Determine which lines contain the word "title", then copy those lines.

◆ MATERIAL SHOWN ◆
<<<<

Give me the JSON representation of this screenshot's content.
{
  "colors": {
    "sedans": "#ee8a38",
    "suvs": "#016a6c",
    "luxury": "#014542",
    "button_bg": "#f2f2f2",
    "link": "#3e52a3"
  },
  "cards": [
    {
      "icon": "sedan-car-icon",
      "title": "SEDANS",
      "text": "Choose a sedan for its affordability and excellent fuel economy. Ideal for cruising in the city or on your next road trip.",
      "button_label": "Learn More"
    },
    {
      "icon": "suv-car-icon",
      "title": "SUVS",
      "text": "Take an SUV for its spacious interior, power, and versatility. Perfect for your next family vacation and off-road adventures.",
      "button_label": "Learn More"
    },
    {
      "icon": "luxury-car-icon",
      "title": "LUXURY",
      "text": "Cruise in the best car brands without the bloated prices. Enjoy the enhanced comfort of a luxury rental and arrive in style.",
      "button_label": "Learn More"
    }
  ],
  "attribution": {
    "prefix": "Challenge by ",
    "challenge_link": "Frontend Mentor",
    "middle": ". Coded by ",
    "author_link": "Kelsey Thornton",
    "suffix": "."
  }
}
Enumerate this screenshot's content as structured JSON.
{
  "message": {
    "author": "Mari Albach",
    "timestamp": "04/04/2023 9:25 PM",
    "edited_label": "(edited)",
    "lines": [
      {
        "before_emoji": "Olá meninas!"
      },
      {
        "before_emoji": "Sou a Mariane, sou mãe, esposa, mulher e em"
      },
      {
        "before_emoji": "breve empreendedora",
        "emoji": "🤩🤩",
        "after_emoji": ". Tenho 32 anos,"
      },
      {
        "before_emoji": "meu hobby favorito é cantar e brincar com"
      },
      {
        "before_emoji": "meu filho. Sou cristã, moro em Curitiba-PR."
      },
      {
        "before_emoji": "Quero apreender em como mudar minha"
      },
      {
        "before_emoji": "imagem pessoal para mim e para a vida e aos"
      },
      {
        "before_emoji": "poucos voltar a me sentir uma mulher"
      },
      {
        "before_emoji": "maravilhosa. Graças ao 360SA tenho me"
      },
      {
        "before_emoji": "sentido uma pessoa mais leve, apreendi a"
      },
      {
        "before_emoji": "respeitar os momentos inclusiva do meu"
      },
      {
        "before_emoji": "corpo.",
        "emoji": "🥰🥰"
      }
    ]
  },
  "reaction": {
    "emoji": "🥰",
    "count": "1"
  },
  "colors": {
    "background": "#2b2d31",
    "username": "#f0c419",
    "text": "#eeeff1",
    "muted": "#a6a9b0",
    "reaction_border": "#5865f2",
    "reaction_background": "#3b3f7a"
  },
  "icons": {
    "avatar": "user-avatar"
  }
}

>>>>

◆ REPLY ◆
      "title": "SEDANS",
      "title": "SUVS",
      "title": "LUXURY",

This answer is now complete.